Requirements:
Search the records for "Провести". Copy every line where it appears.
>> start
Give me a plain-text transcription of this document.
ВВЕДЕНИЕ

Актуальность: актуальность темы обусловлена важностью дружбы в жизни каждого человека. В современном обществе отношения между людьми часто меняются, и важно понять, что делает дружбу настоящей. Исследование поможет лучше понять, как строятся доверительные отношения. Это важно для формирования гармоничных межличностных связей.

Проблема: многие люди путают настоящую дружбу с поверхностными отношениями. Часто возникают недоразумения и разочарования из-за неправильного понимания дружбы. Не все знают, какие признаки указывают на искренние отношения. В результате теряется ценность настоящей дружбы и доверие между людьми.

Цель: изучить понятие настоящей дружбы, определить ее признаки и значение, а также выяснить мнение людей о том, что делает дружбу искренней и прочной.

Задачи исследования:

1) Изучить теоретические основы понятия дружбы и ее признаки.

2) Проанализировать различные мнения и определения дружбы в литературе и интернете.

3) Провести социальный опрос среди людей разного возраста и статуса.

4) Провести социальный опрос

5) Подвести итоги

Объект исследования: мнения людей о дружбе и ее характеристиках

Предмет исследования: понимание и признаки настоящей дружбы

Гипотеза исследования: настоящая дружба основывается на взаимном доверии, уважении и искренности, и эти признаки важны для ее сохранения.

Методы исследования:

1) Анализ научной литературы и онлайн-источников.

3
>> end
The solution:
3) Провести социальный опрос среди людей разного возраста и статуса.
4) Провести социальный опрос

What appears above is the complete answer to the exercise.